►

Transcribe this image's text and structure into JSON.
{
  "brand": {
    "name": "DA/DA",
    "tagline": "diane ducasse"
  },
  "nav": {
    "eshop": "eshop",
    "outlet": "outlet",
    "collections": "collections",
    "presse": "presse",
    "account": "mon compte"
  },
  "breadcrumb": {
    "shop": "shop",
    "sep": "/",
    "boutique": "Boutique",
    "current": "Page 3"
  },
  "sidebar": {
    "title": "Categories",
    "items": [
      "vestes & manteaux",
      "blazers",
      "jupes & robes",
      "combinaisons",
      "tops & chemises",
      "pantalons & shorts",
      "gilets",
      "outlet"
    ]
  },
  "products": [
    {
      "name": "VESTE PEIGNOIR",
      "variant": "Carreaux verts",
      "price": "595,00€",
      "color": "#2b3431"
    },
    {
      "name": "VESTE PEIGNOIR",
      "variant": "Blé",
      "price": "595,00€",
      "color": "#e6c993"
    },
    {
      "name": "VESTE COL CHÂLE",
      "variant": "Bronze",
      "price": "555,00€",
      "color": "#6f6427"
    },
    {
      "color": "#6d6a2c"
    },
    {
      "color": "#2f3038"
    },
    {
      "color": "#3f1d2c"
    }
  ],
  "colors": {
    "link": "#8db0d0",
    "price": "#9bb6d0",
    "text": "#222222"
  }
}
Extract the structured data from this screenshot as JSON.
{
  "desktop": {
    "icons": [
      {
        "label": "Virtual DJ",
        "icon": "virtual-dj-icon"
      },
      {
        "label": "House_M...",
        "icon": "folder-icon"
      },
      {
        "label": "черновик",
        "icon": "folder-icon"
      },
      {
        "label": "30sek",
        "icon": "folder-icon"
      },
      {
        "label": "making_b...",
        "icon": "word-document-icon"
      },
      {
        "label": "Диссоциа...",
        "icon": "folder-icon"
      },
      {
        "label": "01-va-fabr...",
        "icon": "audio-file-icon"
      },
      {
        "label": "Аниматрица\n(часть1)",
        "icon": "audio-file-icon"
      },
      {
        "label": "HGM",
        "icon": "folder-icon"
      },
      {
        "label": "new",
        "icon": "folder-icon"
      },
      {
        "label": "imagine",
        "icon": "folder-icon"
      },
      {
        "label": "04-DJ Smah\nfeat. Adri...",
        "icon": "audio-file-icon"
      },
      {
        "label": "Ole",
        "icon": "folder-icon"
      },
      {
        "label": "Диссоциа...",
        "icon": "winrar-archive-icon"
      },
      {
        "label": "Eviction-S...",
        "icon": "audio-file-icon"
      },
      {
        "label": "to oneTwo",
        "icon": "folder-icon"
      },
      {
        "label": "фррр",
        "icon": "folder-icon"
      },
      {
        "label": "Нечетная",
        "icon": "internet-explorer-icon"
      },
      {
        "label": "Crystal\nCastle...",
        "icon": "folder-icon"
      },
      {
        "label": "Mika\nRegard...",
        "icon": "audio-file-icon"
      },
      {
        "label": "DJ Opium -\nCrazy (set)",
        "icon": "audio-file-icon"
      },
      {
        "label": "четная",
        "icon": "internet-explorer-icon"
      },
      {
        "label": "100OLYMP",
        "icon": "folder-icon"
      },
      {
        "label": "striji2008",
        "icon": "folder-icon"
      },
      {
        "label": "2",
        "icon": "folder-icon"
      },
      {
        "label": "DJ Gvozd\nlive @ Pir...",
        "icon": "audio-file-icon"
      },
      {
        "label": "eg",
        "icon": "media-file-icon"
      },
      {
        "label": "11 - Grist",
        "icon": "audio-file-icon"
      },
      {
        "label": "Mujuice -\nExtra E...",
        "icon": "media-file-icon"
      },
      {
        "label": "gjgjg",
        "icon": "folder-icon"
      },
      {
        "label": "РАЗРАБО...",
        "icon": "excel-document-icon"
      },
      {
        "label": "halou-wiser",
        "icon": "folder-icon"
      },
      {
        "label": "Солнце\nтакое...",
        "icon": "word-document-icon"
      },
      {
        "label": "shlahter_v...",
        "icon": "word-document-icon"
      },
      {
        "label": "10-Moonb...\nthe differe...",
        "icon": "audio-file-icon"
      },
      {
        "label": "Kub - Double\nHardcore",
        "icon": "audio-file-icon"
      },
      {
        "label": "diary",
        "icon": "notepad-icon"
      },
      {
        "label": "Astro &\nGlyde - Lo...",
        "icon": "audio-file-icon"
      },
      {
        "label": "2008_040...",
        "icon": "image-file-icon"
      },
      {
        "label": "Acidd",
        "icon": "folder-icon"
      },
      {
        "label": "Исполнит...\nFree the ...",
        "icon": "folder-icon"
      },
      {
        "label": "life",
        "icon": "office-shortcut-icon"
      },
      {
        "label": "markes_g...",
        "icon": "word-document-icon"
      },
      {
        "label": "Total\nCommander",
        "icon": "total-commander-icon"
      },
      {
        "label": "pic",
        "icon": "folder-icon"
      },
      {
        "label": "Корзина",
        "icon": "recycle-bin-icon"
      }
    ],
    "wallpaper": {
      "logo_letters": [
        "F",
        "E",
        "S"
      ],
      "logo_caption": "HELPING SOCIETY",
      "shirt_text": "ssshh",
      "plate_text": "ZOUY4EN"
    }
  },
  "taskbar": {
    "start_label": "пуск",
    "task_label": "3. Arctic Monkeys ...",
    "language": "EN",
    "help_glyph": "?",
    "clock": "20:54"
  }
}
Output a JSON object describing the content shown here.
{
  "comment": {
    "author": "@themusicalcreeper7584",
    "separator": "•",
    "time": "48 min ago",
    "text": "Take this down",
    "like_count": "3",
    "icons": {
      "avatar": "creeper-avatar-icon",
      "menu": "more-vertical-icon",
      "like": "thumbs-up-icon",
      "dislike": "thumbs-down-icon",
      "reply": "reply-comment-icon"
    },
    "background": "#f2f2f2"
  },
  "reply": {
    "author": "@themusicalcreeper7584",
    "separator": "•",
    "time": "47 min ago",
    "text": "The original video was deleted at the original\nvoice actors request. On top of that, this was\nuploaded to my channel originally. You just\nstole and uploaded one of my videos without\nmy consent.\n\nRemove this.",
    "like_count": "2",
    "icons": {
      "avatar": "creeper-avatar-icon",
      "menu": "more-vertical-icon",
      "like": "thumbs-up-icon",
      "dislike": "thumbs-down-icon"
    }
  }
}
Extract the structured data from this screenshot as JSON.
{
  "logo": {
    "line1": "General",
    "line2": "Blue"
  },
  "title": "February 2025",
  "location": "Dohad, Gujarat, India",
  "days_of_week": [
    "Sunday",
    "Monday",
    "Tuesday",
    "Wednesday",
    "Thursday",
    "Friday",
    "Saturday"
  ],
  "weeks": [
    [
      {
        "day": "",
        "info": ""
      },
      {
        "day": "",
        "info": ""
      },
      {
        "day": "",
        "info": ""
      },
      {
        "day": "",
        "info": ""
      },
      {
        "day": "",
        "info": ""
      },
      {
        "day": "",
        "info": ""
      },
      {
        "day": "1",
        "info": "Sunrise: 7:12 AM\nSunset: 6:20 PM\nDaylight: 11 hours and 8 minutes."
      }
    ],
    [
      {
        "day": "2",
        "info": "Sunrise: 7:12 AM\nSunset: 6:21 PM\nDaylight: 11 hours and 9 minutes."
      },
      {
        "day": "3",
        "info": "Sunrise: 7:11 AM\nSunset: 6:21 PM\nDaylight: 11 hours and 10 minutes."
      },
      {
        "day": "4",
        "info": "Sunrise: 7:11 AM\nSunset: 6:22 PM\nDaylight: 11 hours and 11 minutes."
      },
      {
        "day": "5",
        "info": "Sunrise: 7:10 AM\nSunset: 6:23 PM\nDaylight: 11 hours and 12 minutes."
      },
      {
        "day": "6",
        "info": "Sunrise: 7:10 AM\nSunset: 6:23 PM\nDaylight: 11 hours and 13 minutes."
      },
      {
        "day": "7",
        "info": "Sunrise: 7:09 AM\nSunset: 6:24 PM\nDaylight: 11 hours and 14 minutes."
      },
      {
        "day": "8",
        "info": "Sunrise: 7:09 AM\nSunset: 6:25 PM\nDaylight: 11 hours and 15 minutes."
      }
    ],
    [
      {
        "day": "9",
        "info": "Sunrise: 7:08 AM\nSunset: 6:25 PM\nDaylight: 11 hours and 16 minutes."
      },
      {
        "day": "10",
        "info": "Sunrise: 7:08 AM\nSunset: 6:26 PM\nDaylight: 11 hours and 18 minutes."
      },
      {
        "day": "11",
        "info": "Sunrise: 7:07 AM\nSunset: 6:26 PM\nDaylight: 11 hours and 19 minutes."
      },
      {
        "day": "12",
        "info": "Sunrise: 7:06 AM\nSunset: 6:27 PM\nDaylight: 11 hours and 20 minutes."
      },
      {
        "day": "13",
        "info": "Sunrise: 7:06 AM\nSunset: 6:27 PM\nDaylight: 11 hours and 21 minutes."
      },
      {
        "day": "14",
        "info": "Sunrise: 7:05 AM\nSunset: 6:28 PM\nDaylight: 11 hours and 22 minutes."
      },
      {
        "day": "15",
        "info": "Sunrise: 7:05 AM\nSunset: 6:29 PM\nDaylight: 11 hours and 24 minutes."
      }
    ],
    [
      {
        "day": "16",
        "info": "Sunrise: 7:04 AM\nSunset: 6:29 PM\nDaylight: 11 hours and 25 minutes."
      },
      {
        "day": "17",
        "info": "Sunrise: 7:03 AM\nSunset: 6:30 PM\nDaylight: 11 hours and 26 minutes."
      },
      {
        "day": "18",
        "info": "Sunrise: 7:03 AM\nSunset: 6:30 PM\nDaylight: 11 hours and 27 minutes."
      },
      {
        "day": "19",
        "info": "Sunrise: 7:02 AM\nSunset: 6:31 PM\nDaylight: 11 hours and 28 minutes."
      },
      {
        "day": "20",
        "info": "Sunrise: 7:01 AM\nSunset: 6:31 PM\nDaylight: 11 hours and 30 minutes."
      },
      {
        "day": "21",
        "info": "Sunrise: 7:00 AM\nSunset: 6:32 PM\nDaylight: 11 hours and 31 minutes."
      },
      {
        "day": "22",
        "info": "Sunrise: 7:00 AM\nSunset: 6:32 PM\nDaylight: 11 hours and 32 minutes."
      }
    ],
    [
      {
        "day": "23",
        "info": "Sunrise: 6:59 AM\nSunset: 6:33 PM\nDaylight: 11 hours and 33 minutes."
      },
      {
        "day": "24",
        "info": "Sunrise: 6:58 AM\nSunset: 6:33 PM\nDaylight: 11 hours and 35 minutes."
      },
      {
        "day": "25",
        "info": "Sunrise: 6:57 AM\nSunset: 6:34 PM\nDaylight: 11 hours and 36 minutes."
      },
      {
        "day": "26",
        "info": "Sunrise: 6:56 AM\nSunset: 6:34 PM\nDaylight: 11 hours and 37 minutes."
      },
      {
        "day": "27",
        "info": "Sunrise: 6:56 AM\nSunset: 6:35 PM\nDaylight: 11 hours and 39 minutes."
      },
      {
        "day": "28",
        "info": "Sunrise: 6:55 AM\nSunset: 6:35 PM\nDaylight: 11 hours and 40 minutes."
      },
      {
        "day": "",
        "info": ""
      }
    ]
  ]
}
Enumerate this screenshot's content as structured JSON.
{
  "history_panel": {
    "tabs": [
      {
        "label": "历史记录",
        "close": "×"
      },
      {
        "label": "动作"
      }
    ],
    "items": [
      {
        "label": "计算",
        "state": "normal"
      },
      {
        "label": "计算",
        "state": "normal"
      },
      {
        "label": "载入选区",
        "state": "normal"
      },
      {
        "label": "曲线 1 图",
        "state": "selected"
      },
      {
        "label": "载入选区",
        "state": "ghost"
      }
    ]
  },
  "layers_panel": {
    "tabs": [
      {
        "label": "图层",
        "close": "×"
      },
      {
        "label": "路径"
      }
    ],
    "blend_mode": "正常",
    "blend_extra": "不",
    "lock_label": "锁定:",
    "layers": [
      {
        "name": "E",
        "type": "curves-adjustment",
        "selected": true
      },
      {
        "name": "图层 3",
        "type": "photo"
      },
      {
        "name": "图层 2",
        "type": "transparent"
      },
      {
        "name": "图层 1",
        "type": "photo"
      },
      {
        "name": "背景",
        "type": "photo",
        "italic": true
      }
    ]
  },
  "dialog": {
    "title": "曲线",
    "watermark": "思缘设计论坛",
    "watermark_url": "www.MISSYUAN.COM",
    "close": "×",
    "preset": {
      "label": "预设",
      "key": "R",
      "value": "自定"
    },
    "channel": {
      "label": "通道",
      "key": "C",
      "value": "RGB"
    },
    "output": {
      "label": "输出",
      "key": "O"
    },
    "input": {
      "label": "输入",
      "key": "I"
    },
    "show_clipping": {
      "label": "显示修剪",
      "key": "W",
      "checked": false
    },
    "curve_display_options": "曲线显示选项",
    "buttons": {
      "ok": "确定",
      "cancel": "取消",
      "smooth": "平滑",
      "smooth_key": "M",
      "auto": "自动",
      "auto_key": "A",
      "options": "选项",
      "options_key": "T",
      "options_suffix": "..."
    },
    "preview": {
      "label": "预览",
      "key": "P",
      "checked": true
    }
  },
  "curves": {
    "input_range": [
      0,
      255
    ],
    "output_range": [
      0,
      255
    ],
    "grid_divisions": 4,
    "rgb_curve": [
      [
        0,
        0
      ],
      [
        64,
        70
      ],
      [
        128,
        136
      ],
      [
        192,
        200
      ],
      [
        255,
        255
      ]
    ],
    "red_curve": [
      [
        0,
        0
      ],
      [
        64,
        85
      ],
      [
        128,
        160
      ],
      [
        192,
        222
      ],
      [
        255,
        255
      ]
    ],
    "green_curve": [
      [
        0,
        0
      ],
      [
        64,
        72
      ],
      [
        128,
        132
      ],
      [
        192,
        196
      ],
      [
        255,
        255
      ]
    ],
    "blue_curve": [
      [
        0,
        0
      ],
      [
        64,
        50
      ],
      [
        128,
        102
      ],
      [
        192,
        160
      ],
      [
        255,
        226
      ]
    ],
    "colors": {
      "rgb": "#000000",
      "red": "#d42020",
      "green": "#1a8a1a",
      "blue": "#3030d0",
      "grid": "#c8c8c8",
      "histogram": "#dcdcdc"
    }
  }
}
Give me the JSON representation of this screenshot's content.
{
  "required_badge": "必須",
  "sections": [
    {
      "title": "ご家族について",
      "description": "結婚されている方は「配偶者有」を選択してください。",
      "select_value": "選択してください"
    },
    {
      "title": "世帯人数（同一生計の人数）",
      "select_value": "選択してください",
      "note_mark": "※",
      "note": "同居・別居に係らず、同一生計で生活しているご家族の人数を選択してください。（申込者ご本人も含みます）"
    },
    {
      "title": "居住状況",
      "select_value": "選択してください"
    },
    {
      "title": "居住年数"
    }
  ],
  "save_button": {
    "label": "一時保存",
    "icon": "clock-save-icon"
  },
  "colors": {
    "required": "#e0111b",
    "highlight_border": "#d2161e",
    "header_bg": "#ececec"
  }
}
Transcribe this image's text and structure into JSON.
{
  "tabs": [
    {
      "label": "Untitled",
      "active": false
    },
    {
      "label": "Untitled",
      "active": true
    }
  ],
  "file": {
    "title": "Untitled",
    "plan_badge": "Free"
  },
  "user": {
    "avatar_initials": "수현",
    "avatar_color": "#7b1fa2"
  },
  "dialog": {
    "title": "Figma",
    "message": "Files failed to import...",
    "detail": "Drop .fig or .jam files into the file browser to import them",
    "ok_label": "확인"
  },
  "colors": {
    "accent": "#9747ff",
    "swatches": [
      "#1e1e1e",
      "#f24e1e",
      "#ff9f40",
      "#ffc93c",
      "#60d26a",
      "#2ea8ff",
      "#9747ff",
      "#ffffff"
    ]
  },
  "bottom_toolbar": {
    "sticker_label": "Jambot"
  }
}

◄

**THE TASK**
Above are entries; state the number of lines among them that contain "true", and nothing else.

**FULL SOLUTION**
4